EXERCISE DESCRIPTION:
Output the full listing below exactly as it reads, and skip anything that is a picture.

═══ RECORDED DATA

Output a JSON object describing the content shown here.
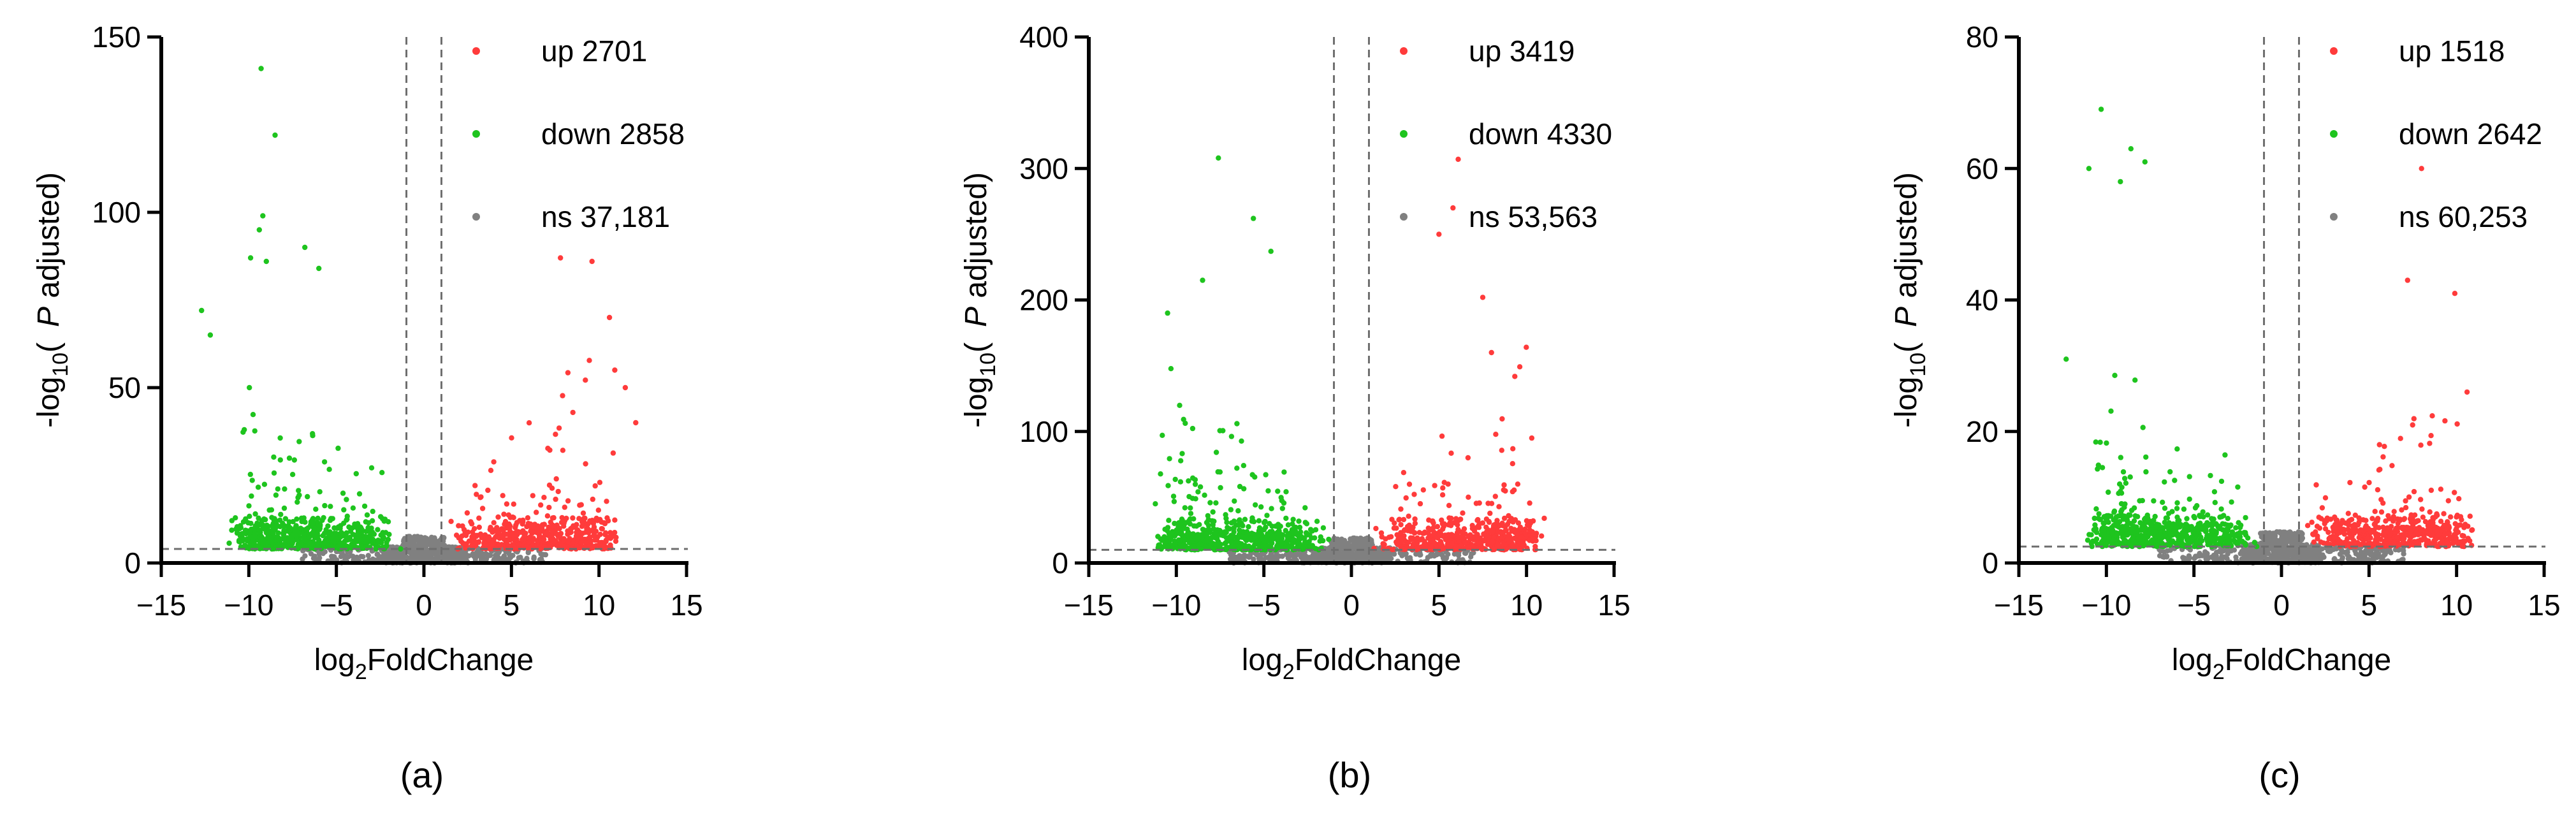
{
  "chart_data": [
    {
      "type": "scatter",
      "panel_label": "(a)",
      "xlabel_main": "log",
      "xlabel_sub": "2",
      "xlabel_tail": "FoldChange",
      "ylabel_main": "-log",
      "ylabel_sub": "10",
      "ylabel_open": "(",
      "ylabel_p": "P",
      "ylabel_tail": "adjusted)",
      "xlim": [
        -15,
        15
      ],
      "ylim": [
        0,
        150
      ],
      "xticks": [
        -15,
        -10,
        -5,
        0,
        5,
        10,
        15
      ],
      "yticks": [
        0,
        50,
        100,
        150
      ],
      "fc_threshold": 1,
      "padj_threshold_line": 4,
      "legend_position": "top-right",
      "legend": [
        {
          "label": "up 2701",
          "color": "#ff3b3b"
        },
        {
          "label": "down 2858",
          "color": "#1ec41e"
        },
        {
          "label": "ns 37,181",
          "color": "#808080"
        }
      ],
      "series": [
        {
          "name": "up",
          "count": 2701,
          "color": "#ff3b3b"
        },
        {
          "name": "down",
          "count": 2858,
          "color": "#1ec41e"
        },
        {
          "name": "ns",
          "count": 37181,
          "color": "#808080"
        }
      ],
      "outliers": {
        "down": [
          [
            -9.3,
            141
          ],
          [
            -8.5,
            122
          ],
          [
            -9.2,
            99
          ],
          [
            -9.4,
            95
          ],
          [
            -9.9,
            87
          ],
          [
            -9.0,
            86
          ],
          [
            -6.8,
            90
          ],
          [
            -6.0,
            84
          ],
          [
            -12.7,
            72
          ],
          [
            -12.2,
            65
          ]
        ],
        "up": [
          [
            7.8,
            87
          ],
          [
            9.6,
            86
          ],
          [
            10.6,
            70
          ],
          [
            11.5,
            50
          ],
          [
            12.1,
            40
          ],
          [
            10.9,
            55
          ]
        ]
      }
    },
    {
      "type": "scatter",
      "panel_label": "(b)",
      "xlabel_main": "log",
      "xlabel_sub": "2",
      "xlabel_tail": "FoldChange",
      "ylabel_main": "-log",
      "ylabel_sub": "10",
      "ylabel_open": "(",
      "ylabel_p": "P",
      "ylabel_tail": "adjusted)",
      "xlim": [
        -15,
        15
      ],
      "ylim": [
        0,
        400
      ],
      "xticks": [
        -15,
        -10,
        -5,
        0,
        5,
        10,
        15
      ],
      "yticks": [
        0,
        100,
        200,
        300,
        400
      ],
      "fc_threshold": 1,
      "padj_threshold_line": 10,
      "legend_position": "top-right",
      "legend": [
        {
          "label": "up 3419",
          "color": "#ff3b3b"
        },
        {
          "label": "down 4330",
          "color": "#1ec41e"
        },
        {
          "label": "ns 53,563",
          "color": "#808080"
        }
      ],
      "series": [
        {
          "name": "up",
          "count": 3419,
          "color": "#ff3b3b"
        },
        {
          "name": "down",
          "count": 4330,
          "color": "#1ec41e"
        },
        {
          "name": "ns",
          "count": 53563,
          "color": "#808080"
        }
      ],
      "outliers": {
        "down": [
          [
            -7.6,
            308
          ],
          [
            -5.6,
            262
          ],
          [
            -8.5,
            215
          ],
          [
            -4.6,
            237
          ],
          [
            -10.5,
            190
          ],
          [
            -11.2,
            45
          ]
        ],
        "up": [
          [
            6.1,
            307
          ],
          [
            5.8,
            270
          ],
          [
            5.0,
            250
          ],
          [
            7.5,
            202
          ],
          [
            10.3,
            95
          ],
          [
            8.0,
            160
          ],
          [
            9.5,
            60
          ]
        ]
      }
    },
    {
      "type": "scatter",
      "panel_label": "(c)",
      "xlabel_main": "log",
      "xlabel_sub": "2",
      "xlabel_tail": "FoldChange",
      "ylabel_main": "-log",
      "ylabel_sub": "10",
      "ylabel_open": "(",
      "ylabel_p": "P",
      "ylabel_tail": "adjusted)",
      "xlim": [
        -15,
        15
      ],
      "ylim": [
        0,
        80
      ],
      "xticks": [
        -15,
        -10,
        -5,
        0,
        5,
        10,
        15
      ],
      "yticks": [
        0,
        20,
        40,
        60,
        80
      ],
      "fc_threshold": 1,
      "padj_threshold_line": 2.5,
      "legend_position": "top-right",
      "legend": [
        {
          "label": "up 1518",
          "color": "#ff3b3b"
        },
        {
          "label": "down 2642",
          "color": "#1ec41e"
        },
        {
          "label": "ns 60,253",
          "color": "#808080"
        }
      ],
      "series": [
        {
          "name": "up",
          "count": 1518,
          "color": "#ff3b3b"
        },
        {
          "name": "down",
          "count": 2642,
          "color": "#1ec41e"
        },
        {
          "name": "ns",
          "count": 60253,
          "color": "#808080"
        }
      ],
      "outliers": {
        "down": [
          [
            -10.3,
            69
          ],
          [
            -8.6,
            63
          ],
          [
            -11.0,
            60
          ],
          [
            -7.8,
            61
          ],
          [
            -9.2,
            58
          ],
          [
            -12.3,
            31
          ]
        ],
        "up": [
          [
            8.0,
            60
          ],
          [
            9.9,
            41
          ],
          [
            7.2,
            43
          ],
          [
            10.6,
            26
          ]
        ]
      }
    }
  ]
}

══════

ANSWER BELOW:
Output a JSON object describing the content shown here.
{
  "chart_data": [
    {
      "type": "scatter",
      "panel_label": "(a)",
      "xlabel_main": "log",
      "xlabel_sub": "2",
      "xlabel_tail": "FoldChange",
      "ylabel_main": "-log",
      "ylabel_sub": "10",
      "ylabel_open": "(",
      "ylabel_p": "P",
      "ylabel_tail": "adjusted)",
      "xlim": [
        -15,
        15
      ],
      "ylim": [
        0,
        150
      ],
      "xticks": [
        -15,
        -10,
        -5,
        0,
        5,
        10,
        15
      ],
      "yticks": [
        0,
        50,
        100,
        150
      ],
      "fc_threshold": 1,
      "padj_threshold_line": 4,
      "legend_position": "top-right",
      "legend": [
        {
          "label": "up 2701",
          "color": "#ff3b3b"
        },
        {
          "label": "down 2858",
          "color": "#1ec41e"
        },
        {
          "label": "ns 37,181",
          "color": "#808080"
        }
      ],
      "series": [
        {
          "name": "up",
          "count": 2701,
          "color": "#ff3b3b"
        },
        {
          "name": "down",
          "count": 2858,
          "color": "#1ec41e"
        },
        {
          "name": "ns",
          "count": 37181,
          "color": "#808080"
        }
      ],
      "outliers": {
        "down": [
          [
            -9.3,
            141
          ],
          [
            -8.5,
            122
          ],
          [
            -9.2,
            99
          ],
          [
            -9.4,
            95
          ],
          [
            -9.9,
            87
          ],
          [
            -9.0,
            86
          ],
          [
            -6.8,
            90
          ],
          [
            -6.0,
            84
          ],
          [
            -12.7,
            72
          ],
          [
            -12.2,
            65
          ]
        ],
        "up": [
          [
            7.8,
            87
          ],
          [
            9.6,
            86
          ],
          [
            10.6,
            70
          ],
          [
            11.5,
            50
          ],
          [
            12.1,
            40
          ],
          [
            10.9,
            55
          ]
        ]
      }
    },
    {
      "type": "scatter",
      "panel_label": "(b)",
      "xlabel_main": "log",
      "xlabel_sub": "2",
      "xlabel_tail": "FoldChange",
      "ylabel_main": "-log",
      "ylabel_sub": "10",
      "ylabel_open": "(",
      "ylabel_p": "P",
      "ylabel_tail": "adjusted)",
      "xlim": [
        -15,
        15
      ],
      "ylim": [
        0,
        400
      ],
      "xticks": [
        -15,
        -10,
        -5,
        0,
        5,
        10,
        15
      ],
      "yticks": [
        0,
        100,
        200,
        300,
        400
      ],
      "fc_threshold": 1,
      "padj_threshold_line": 10,
      "legend_position": "top-right",
      "legend": [
        {
          "label": "up 3419",
          "color": "#ff3b3b"
        },
        {
          "label": "down 4330",
          "color": "#1ec41e"
        },
        {
          "label": "ns 53,563",
          "color": "#808080"
        }
      ],
      "series": [
        {
          "name": "up",
          "count": 3419,
          "color": "#ff3b3b"
        },
        {
          "name": "down",
          "count": 4330,
          "color": "#1ec41e"
        },
        {
          "name": "ns",
          "count": 53563,
          "color": "#808080"
        }
      ],
      "outliers": {
        "down": [
          [
            -7.6,
            308
          ],
          [
            -5.6,
            262
          ],
          [
            -8.5,
            215
          ],
          [
            -4.6,
            237
          ],
          [
            -10.5,
            190
          ],
          [
            -11.2,
            45
          ]
        ],
        "up": [
          [
            6.1,
            307
          ],
          [
            5.8,
            270
          ],
          [
            5.0,
            250
          ],
          [
            7.5,
            202
          ],
          [
            10.3,
            95
          ],
          [
            8.0,
            160
          ],
          [
            9.5,
            60
          ]
        ]
      }
    },
    {
      "type": "scatter",
      "panel_label": "(c)",
      "xlabel_main": "log",
      "xlabel_sub": "2",
      "xlabel_tail": "FoldChange",
      "ylabel_main": "-log",
      "ylabel_sub": "10",
      "ylabel_open": "(",
      "ylabel_p": "P",
      "ylabel_tail": "adjusted)",
      "xlim": [
        -15,
        15
      ],
      "ylim": [
        0,
        80
      ],
      "xticks": [
        -15,
        -10,
        -5,
        0,
        5,
        10,
        15
      ],
      "yticks": [
        0,
        20,
        40,
        60,
        80
      ],
      "fc_threshold": 1,
      "padj_threshold_line": 2.5,
      "legend_position": "top-right",
      "legend": [
        {
          "label": "up 1518",
          "color": "#ff3b3b"
        },
        {
          "label": "down 2642",
          "color": "#1ec41e"
        },
        {
          "label": "ns 60,253",
          "color": "#808080"
        }
      ],
      "series": [
        {
          "name": "up",
          "count": 1518,
          "color": "#ff3b3b"
        },
        {
          "name": "down",
          "count": 2642,
          "color": "#1ec41e"
        },
        {
          "name": "ns",
          "count": 60253,
          "color": "#808080"
        }
      ],
      "outliers": {
        "down": [
          [
            -10.3,
            69
          ],
          [
            -8.6,
            63
          ],
          [
            -11.0,
            60
          ],
          [
            -7.8,
            61
          ],
          [
            -9.2,
            58
          ],
          [
            -12.3,
            31
          ]
        ],
        "up": [
          [
            8.0,
            60
          ],
          [
            9.9,
            41
          ],
          [
            7.2,
            43
          ],
          [
            10.6,
            26
          ]
        ]
      }
    }
  ]
}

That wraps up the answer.